SHORT EXERCISE:
Go through the listing and pick out each line with the word "адресов" in it.

DATASET ROWS:
# # # # # # #

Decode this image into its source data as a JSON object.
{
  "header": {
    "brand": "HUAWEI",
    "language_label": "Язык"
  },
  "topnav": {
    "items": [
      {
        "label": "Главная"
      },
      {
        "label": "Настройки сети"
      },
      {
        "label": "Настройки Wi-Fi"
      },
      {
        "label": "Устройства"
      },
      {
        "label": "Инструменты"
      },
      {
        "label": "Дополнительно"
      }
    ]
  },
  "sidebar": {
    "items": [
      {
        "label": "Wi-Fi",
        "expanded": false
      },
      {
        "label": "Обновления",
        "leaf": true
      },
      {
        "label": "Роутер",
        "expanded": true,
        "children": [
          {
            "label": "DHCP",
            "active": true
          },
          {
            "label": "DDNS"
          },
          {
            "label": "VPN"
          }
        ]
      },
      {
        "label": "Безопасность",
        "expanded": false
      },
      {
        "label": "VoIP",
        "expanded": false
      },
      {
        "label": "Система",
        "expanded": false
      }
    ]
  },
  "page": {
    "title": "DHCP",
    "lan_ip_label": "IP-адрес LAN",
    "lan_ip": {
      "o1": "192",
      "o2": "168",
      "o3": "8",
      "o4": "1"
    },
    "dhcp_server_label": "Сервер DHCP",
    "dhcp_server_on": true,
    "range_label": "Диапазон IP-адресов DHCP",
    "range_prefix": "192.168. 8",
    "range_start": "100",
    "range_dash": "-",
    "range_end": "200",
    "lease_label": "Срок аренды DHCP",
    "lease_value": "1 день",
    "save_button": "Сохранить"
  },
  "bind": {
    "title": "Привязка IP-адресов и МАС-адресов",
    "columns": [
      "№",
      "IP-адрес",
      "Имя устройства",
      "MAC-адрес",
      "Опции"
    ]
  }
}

# # # # # # #

RESULT:
    "range_label": "Диапазон IP-адресов DHCP",
    "title": "Привязка IP-адресов и МАС-адресов",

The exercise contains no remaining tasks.